» **AIM OF THE TASK**: Find each line with the string "page" and copy it.

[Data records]
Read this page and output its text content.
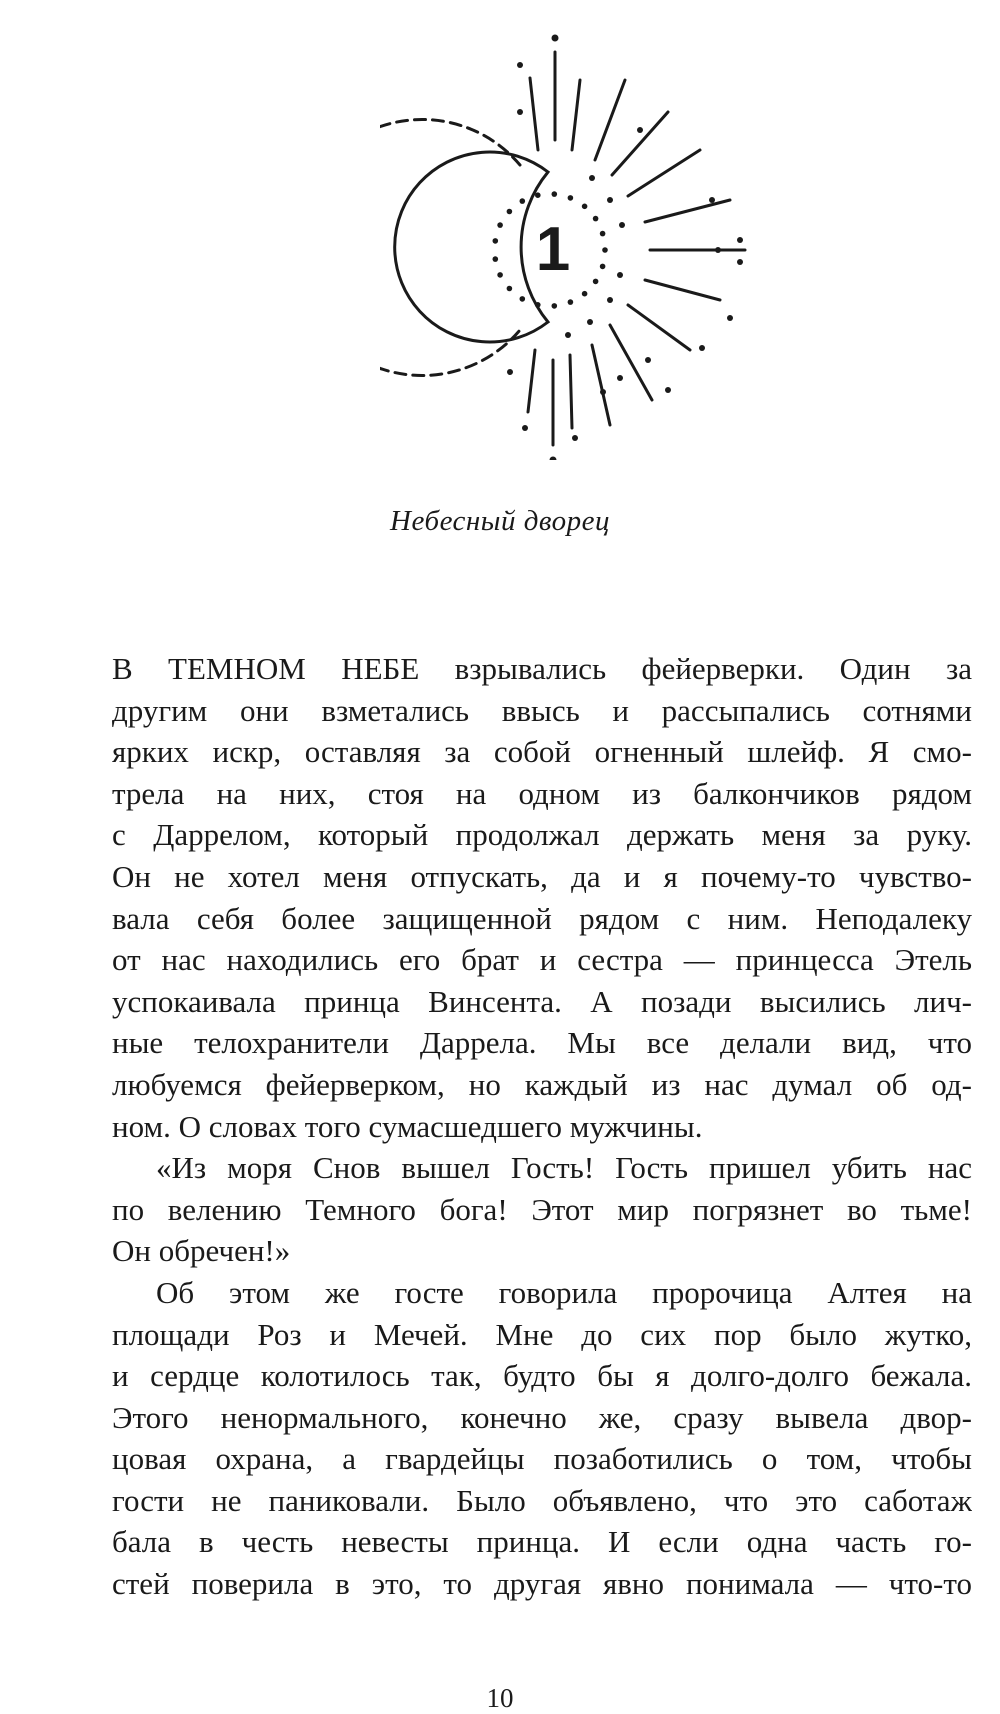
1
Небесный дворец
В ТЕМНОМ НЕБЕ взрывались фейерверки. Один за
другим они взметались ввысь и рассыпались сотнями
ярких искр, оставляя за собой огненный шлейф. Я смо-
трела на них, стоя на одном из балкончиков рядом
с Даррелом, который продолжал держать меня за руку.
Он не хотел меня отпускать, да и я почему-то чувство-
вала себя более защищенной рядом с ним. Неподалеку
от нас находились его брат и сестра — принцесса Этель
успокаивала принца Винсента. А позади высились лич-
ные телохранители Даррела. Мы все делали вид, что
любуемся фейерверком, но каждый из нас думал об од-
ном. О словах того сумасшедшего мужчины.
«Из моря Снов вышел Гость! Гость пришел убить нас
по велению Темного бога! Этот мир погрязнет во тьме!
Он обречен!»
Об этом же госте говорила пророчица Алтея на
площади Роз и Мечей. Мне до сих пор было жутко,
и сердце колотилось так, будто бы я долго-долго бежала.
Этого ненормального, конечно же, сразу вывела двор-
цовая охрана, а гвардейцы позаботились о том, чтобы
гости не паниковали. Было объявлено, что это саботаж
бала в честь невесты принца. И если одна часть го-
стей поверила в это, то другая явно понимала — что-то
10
==
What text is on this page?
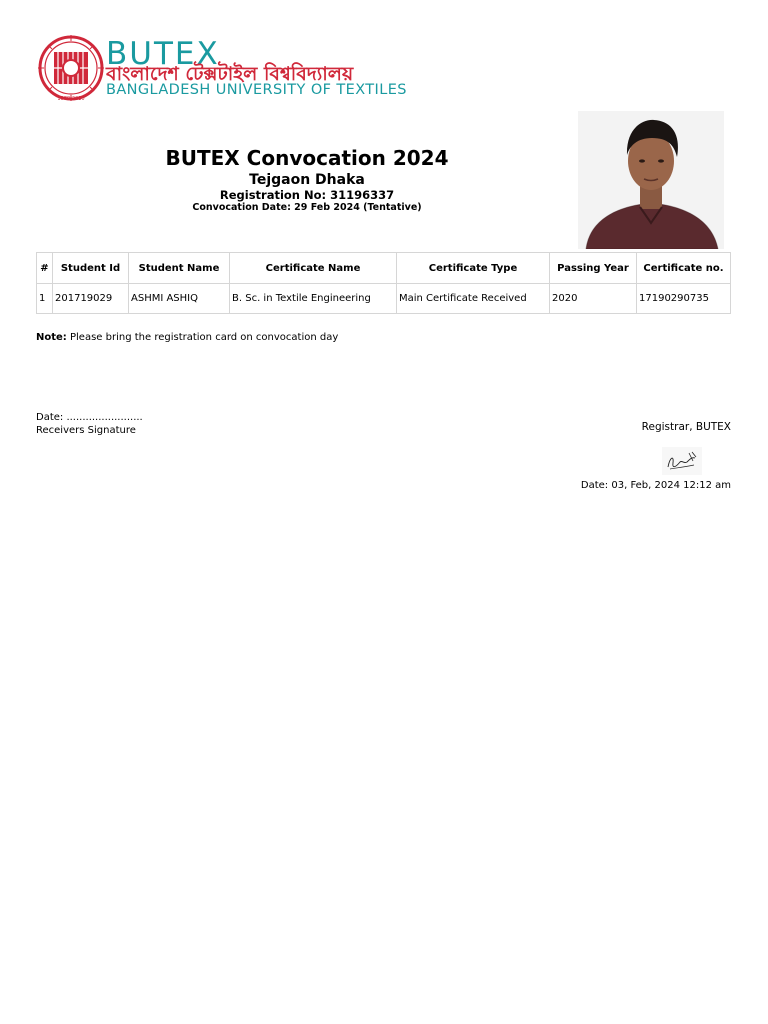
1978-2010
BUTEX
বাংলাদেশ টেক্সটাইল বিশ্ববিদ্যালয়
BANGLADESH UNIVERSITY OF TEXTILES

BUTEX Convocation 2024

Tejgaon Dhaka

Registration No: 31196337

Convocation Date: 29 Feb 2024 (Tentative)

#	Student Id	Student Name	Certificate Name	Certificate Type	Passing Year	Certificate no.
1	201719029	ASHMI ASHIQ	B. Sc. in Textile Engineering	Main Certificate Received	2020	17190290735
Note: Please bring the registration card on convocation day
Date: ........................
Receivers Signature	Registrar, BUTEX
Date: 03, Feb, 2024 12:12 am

» **RESPONSE**:
Read this page and output its text content.
What text is on this page?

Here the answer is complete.